**What is being asked:** Extract every line that contains the string "icon".

**Provided material:**
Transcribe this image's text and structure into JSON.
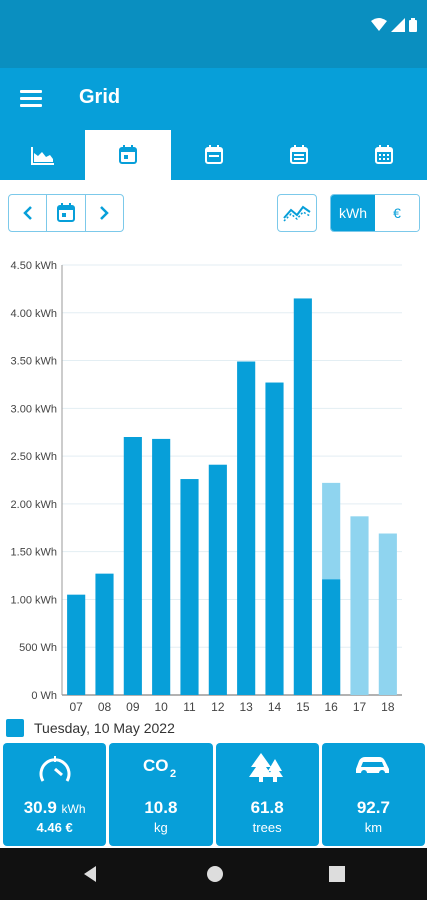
{
  "app": {
    "title": "Grid"
  },
  "tabs": [
    {
      "icon": "area-chart-icon",
      "active": false
    },
    {
      "icon": "day-calendar-icon",
      "active": true
    },
    {
      "icon": "week-calendar-icon",
      "active": false
    },
    {
      "icon": "month-calendar-icon",
      "active": false
    },
    {
      "icon": "year-calendar-icon",
      "active": false
    }
  ],
  "units": {
    "kwh": "kWh",
    "eur": "€",
    "selected": "kWh"
  },
  "legend": {
    "label": "Tuesday, 10 May 2022"
  },
  "chart_data": {
    "type": "bar",
    "categories": [
      "07",
      "08",
      "09",
      "10",
      "11",
      "12",
      "13",
      "14",
      "15",
      "16",
      "17",
      "18"
    ],
    "series": [
      {
        "values": [
          1.05,
          1.27,
          2.7,
          2.68,
          2.26,
          2.41,
          3.49,
          3.27,
          4.15,
          1.21,
          null,
          null
        ]
      },
      {
        "values": [
          null,
          null,
          null,
          null,
          null,
          null,
          null,
          null,
          null,
          2.22,
          1.87,
          1.69
        ]
      }
    ],
    "ytick_labels": [
      "0 Wh",
      "500 Wh",
      "1.00 kWh",
      "1.50 kWh",
      "2.00 kWh",
      "2.50 kWh",
      "3.00 kWh",
      "3.50 kWh",
      "4.00 kWh",
      "4.50 kWh"
    ],
    "ylim": [
      0,
      4.5
    ],
    "grid": true,
    "legend_position": "bottom-left",
    "colors": {
      "actual": "#079fd9",
      "forecast": "#8fd4ef"
    }
  },
  "cards": [
    {
      "icon": "gauge-icon",
      "value": "30.9",
      "unit_inline": "kWh",
      "sub": "4.46 €"
    },
    {
      "icon": "co2-icon",
      "value": "10.8",
      "unit": "kg"
    },
    {
      "icon": "trees-icon",
      "value": "61.8",
      "unit": "trees"
    },
    {
      "icon": "car-icon",
      "value": "92.7",
      "unit": "km"
    }
  ],
  "colors": {
    "primary": "#079fd9",
    "statusbar": "#0a8fc0"
  }
}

**Complete response:**
      "icon": "area-chart-icon",
      "icon": "day-calendar-icon",
      "icon": "week-calendar-icon",
      "icon": "month-calendar-icon",
      "icon": "year-calendar-icon",
      "icon": "gauge-icon",
      "icon": "co2-icon",
      "icon": "trees-icon",
      "icon": "car-icon",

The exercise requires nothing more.